** BEGIN THE RECORDS **
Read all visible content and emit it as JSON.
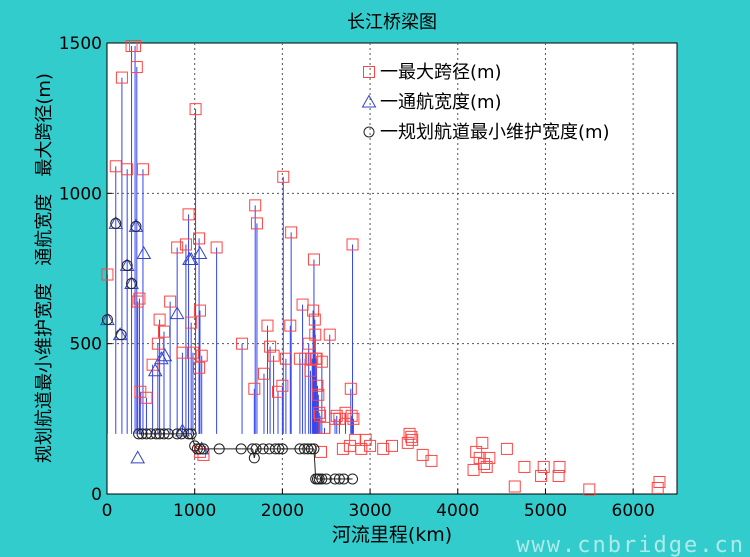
{
  "chart_data": {
    "type": "scatter",
    "title": "长江桥梁图",
    "xlabel": "河流里程(km)",
    "ylabel": "规划航道最小维护宽度   通航宽度   最大跨径(m)",
    "xlim": [
      0,
      6500
    ],
    "ylim": [
      0,
      1500
    ],
    "xticks": [
      0,
      1000,
      2000,
      3000,
      4000,
      5000,
      6000
    ],
    "yticks": [
      0,
      500,
      1000,
      1500
    ],
    "grid": true,
    "legend_position": "top-right",
    "series": [
      {
        "name": "一最大跨径(m)",
        "marker": "square",
        "color": "#ff4444",
        "points": [
          [
            5,
            730
          ],
          [
            100,
            1090
          ],
          [
            170,
            1385
          ],
          [
            230,
            1080
          ],
          [
            280,
            1490
          ],
          [
            320,
            1490
          ],
          [
            340,
            1420
          ],
          [
            350,
            640
          ],
          [
            370,
            650
          ],
          [
            380,
            340
          ],
          [
            410,
            1080
          ],
          [
            450,
            320
          ],
          [
            520,
            430
          ],
          [
            580,
            500
          ],
          [
            600,
            580
          ],
          [
            650,
            540
          ],
          [
            720,
            640
          ],
          [
            800,
            820
          ],
          [
            860,
            470
          ],
          [
            900,
            830
          ],
          [
            930,
            930
          ],
          [
            960,
            570
          ],
          [
            980,
            470
          ],
          [
            1010,
            1280
          ],
          [
            1050,
            850
          ],
          [
            1060,
            610
          ],
          [
            1080,
            460
          ],
          [
            1050,
            420
          ],
          [
            1060,
            140
          ],
          [
            1100,
            130
          ],
          [
            1250,
            820
          ],
          [
            1540,
            500
          ],
          [
            1680,
            350
          ],
          [
            1690,
            960
          ],
          [
            1710,
            900
          ],
          [
            1790,
            400
          ],
          [
            1830,
            560
          ],
          [
            1860,
            490
          ],
          [
            1900,
            460
          ],
          [
            1950,
            340
          ],
          [
            2000,
            360
          ],
          [
            2010,
            1055
          ],
          [
            2040,
            450
          ],
          [
            2090,
            560
          ],
          [
            2100,
            870
          ],
          [
            2200,
            450
          ],
          [
            2230,
            630
          ],
          [
            2260,
            450
          ],
          [
            2300,
            500
          ],
          [
            2320,
            410
          ],
          [
            2340,
            450
          ],
          [
            2350,
            610
          ],
          [
            2360,
            780
          ],
          [
            2370,
            580
          ],
          [
            2375,
            530
          ],
          [
            2380,
            450
          ],
          [
            2390,
            450
          ],
          [
            2400,
            360
          ],
          [
            2410,
            330
          ],
          [
            2420,
            270
          ],
          [
            2430,
            260
          ],
          [
            2440,
            140
          ],
          [
            2450,
            440
          ],
          [
            2480,
            220
          ],
          [
            2540,
            530
          ],
          [
            2600,
            250
          ],
          [
            2620,
            260
          ],
          [
            2650,
            250
          ],
          [
            2690,
            150
          ],
          [
            2720,
            270
          ],
          [
            2770,
            160
          ],
          [
            2780,
            350
          ],
          [
            2790,
            260
          ],
          [
            2800,
            830
          ],
          [
            2810,
            250
          ],
          [
            2830,
            180
          ],
          [
            2900,
            150
          ],
          [
            2950,
            180
          ],
          [
            3000,
            160
          ],
          [
            3150,
            150
          ],
          [
            3250,
            160
          ],
          [
            3430,
            170
          ],
          [
            3450,
            200
          ],
          [
            3470,
            190
          ],
          [
            3480,
            180
          ],
          [
            3600,
            130
          ],
          [
            3700,
            110
          ],
          [
            4180,
            80
          ],
          [
            4210,
            140
          ],
          [
            4250,
            120
          ],
          [
            4280,
            170
          ],
          [
            4300,
            100
          ],
          [
            4330,
            90
          ],
          [
            4360,
            120
          ],
          [
            4560,
            150
          ],
          [
            4650,
            25
          ],
          [
            4760,
            90
          ],
          [
            4950,
            60
          ],
          [
            4980,
            90
          ],
          [
            5150,
            60
          ],
          [
            5160,
            90
          ],
          [
            5500,
            15
          ],
          [
            6280,
            20
          ],
          [
            6300,
            40
          ]
        ]
      },
      {
        "name": "一通航宽度(m)",
        "marker": "triangle",
        "color": "#3344cc",
        "points": [
          [
            5,
            580
          ],
          [
            100,
            900
          ],
          [
            150,
            530
          ],
          [
            230,
            760
          ],
          [
            280,
            700
          ],
          [
            330,
            890
          ],
          [
            350,
            120
          ],
          [
            420,
            800
          ],
          [
            550,
            410
          ],
          [
            620,
            450
          ],
          [
            660,
            460
          ],
          [
            800,
            600
          ],
          [
            860,
            210
          ],
          [
            940,
            780
          ],
          [
            960,
            780
          ],
          [
            1060,
            800
          ],
          [
            1080,
            150
          ]
        ]
      },
      {
        "name": "一规划航道最小维护宽度(m)",
        "marker": "circle",
        "color": "#222222",
        "points": [
          [
            5,
            580
          ],
          [
            100,
            900
          ],
          [
            160,
            530
          ],
          [
            230,
            760
          ],
          [
            280,
            700
          ],
          [
            330,
            890
          ],
          [
            360,
            200
          ],
          [
            400,
            200
          ],
          [
            450,
            200
          ],
          [
            500,
            200
          ],
          [
            560,
            200
          ],
          [
            600,
            200
          ],
          [
            650,
            200
          ],
          [
            700,
            200
          ],
          [
            800,
            200
          ],
          [
            850,
            200
          ],
          [
            930,
            200
          ],
          [
            960,
            200
          ],
          [
            1000,
            160
          ],
          [
            1030,
            150
          ],
          [
            1060,
            150
          ],
          [
            1100,
            150
          ],
          [
            1280,
            150
          ],
          [
            1530,
            150
          ],
          [
            1660,
            150
          ],
          [
            1680,
            120
          ],
          [
            1700,
            150
          ],
          [
            1780,
            150
          ],
          [
            1850,
            150
          ],
          [
            1920,
            150
          ],
          [
            1960,
            150
          ],
          [
            2000,
            150
          ],
          [
            2200,
            150
          ],
          [
            2250,
            150
          ],
          [
            2290,
            150
          ],
          [
            2330,
            150
          ],
          [
            2360,
            150
          ],
          [
            2380,
            50
          ],
          [
            2400,
            50
          ],
          [
            2420,
            50
          ],
          [
            2450,
            50
          ],
          [
            2500,
            50
          ],
          [
            2600,
            50
          ],
          [
            2650,
            50
          ],
          [
            2700,
            50
          ],
          [
            2800,
            50
          ]
        ]
      }
    ]
  },
  "watermark": "www.cnbridge.cn"
}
** END THE RECORDS **
## YOUR TASK
Transcribe the records above exactly, omitting every picture they contain.

## CORRECT RESPONSE
Read all visible content and emit it as JSON.
{
  "chart_data": {
    "type": "scatter",
    "title": "长江桥梁图",
    "xlabel": "河流里程(km)",
    "ylabel": "规划航道最小维护宽度   通航宽度   最大跨径(m)",
    "xlim": [
      0,
      6500
    ],
    "ylim": [
      0,
      1500
    ],
    "xticks": [
      0,
      1000,
      2000,
      3000,
      4000,
      5000,
      6000
    ],
    "yticks": [
      0,
      500,
      1000,
      1500
    ],
    "grid": true,
    "legend_position": "top-right",
    "series": [
      {
        "name": "一最大跨径(m)",
        "marker": "square",
        "color": "#ff4444",
        "points": [
          [
            5,
            730
          ],
          [
            100,
            1090
          ],
          [
            170,
            1385
          ],
          [
            230,
            1080
          ],
          [
            280,
            1490
          ],
          [
            320,
            1490
          ],
          [
            340,
            1420
          ],
          [
            350,
            640
          ],
          [
            370,
            650
          ],
          [
            380,
            340
          ],
          [
            410,
            1080
          ],
          [
            450,
            320
          ],
          [
            520,
            430
          ],
          [
            580,
            500
          ],
          [
            600,
            580
          ],
          [
            650,
            540
          ],
          [
            720,
            640
          ],
          [
            800,
            820
          ],
          [
            860,
            470
          ],
          [
            900,
            830
          ],
          [
            930,
            930
          ],
          [
            960,
            570
          ],
          [
            980,
            470
          ],
          [
            1010,
            1280
          ],
          [
            1050,
            850
          ],
          [
            1060,
            610
          ],
          [
            1080,
            460
          ],
          [
            1050,
            420
          ],
          [
            1060,
            140
          ],
          [
            1100,
            130
          ],
          [
            1250,
            820
          ],
          [
            1540,
            500
          ],
          [
            1680,
            350
          ],
          [
            1690,
            960
          ],
          [
            1710,
            900
          ],
          [
            1790,
            400
          ],
          [
            1830,
            560
          ],
          [
            1860,
            490
          ],
          [
            1900,
            460
          ],
          [
            1950,
            340
          ],
          [
            2000,
            360
          ],
          [
            2010,
            1055
          ],
          [
            2040,
            450
          ],
          [
            2090,
            560
          ],
          [
            2100,
            870
          ],
          [
            2200,
            450
          ],
          [
            2230,
            630
          ],
          [
            2260,
            450
          ],
          [
            2300,
            500
          ],
          [
            2320,
            410
          ],
          [
            2340,
            450
          ],
          [
            2350,
            610
          ],
          [
            2360,
            780
          ],
          [
            2370,
            580
          ],
          [
            2375,
            530
          ],
          [
            2380,
            450
          ],
          [
            2390,
            450
          ],
          [
            2400,
            360
          ],
          [
            2410,
            330
          ],
          [
            2420,
            270
          ],
          [
            2430,
            260
          ],
          [
            2440,
            140
          ],
          [
            2450,
            440
          ],
          [
            2480,
            220
          ],
          [
            2540,
            530
          ],
          [
            2600,
            250
          ],
          [
            2620,
            260
          ],
          [
            2650,
            250
          ],
          [
            2690,
            150
          ],
          [
            2720,
            270
          ],
          [
            2770,
            160
          ],
          [
            2780,
            350
          ],
          [
            2790,
            260
          ],
          [
            2800,
            830
          ],
          [
            2810,
            250
          ],
          [
            2830,
            180
          ],
          [
            2900,
            150
          ],
          [
            2950,
            180
          ],
          [
            3000,
            160
          ],
          [
            3150,
            150
          ],
          [
            3250,
            160
          ],
          [
            3430,
            170
          ],
          [
            3450,
            200
          ],
          [
            3470,
            190
          ],
          [
            3480,
            180
          ],
          [
            3600,
            130
          ],
          [
            3700,
            110
          ],
          [
            4180,
            80
          ],
          [
            4210,
            140
          ],
          [
            4250,
            120
          ],
          [
            4280,
            170
          ],
          [
            4300,
            100
          ],
          [
            4330,
            90
          ],
          [
            4360,
            120
          ],
          [
            4560,
            150
          ],
          [
            4650,
            25
          ],
          [
            4760,
            90
          ],
          [
            4950,
            60
          ],
          [
            4980,
            90
          ],
          [
            5150,
            60
          ],
          [
            5160,
            90
          ],
          [
            5500,
            15
          ],
          [
            6280,
            20
          ],
          [
            6300,
            40
          ]
        ]
      },
      {
        "name": "一通航宽度(m)",
        "marker": "triangle",
        "color": "#3344cc",
        "points": [
          [
            5,
            580
          ],
          [
            100,
            900
          ],
          [
            150,
            530
          ],
          [
            230,
            760
          ],
          [
            280,
            700
          ],
          [
            330,
            890
          ],
          [
            350,
            120
          ],
          [
            420,
            800
          ],
          [
            550,
            410
          ],
          [
            620,
            450
          ],
          [
            660,
            460
          ],
          [
            800,
            600
          ],
          [
            860,
            210
          ],
          [
            940,
            780
          ],
          [
            960,
            780
          ],
          [
            1060,
            800
          ],
          [
            1080,
            150
          ]
        ]
      },
      {
        "name": "一规划航道最小维护宽度(m)",
        "marker": "circle",
        "color": "#222222",
        "points": [
          [
            5,
            580
          ],
          [
            100,
            900
          ],
          [
            160,
            530
          ],
          [
            230,
            760
          ],
          [
            280,
            700
          ],
          [
            330,
            890
          ],
          [
            360,
            200
          ],
          [
            400,
            200
          ],
          [
            450,
            200
          ],
          [
            500,
            200
          ],
          [
            560,
            200
          ],
          [
            600,
            200
          ],
          [
            650,
            200
          ],
          [
            700,
            200
          ],
          [
            800,
            200
          ],
          [
            850,
            200
          ],
          [
            930,
            200
          ],
          [
            960,
            200
          ],
          [
            1000,
            160
          ],
          [
            1030,
            150
          ],
          [
            1060,
            150
          ],
          [
            1100,
            150
          ],
          [
            1280,
            150
          ],
          [
            1530,
            150
          ],
          [
            1660,
            150
          ],
          [
            1680,
            120
          ],
          [
            1700,
            150
          ],
          [
            1780,
            150
          ],
          [
            1850,
            150
          ],
          [
            1920,
            150
          ],
          [
            1960,
            150
          ],
          [
            2000,
            150
          ],
          [
            2200,
            150
          ],
          [
            2250,
            150
          ],
          [
            2290,
            150
          ],
          [
            2330,
            150
          ],
          [
            2360,
            150
          ],
          [
            2380,
            50
          ],
          [
            2400,
            50
          ],
          [
            2420,
            50
          ],
          [
            2450,
            50
          ],
          [
            2500,
            50
          ],
          [
            2600,
            50
          ],
          [
            2650,
            50
          ],
          [
            2700,
            50
          ],
          [
            2800,
            50
          ]
        ]
      }
    ]
  },
  "watermark": "www.cnbridge.cn"
}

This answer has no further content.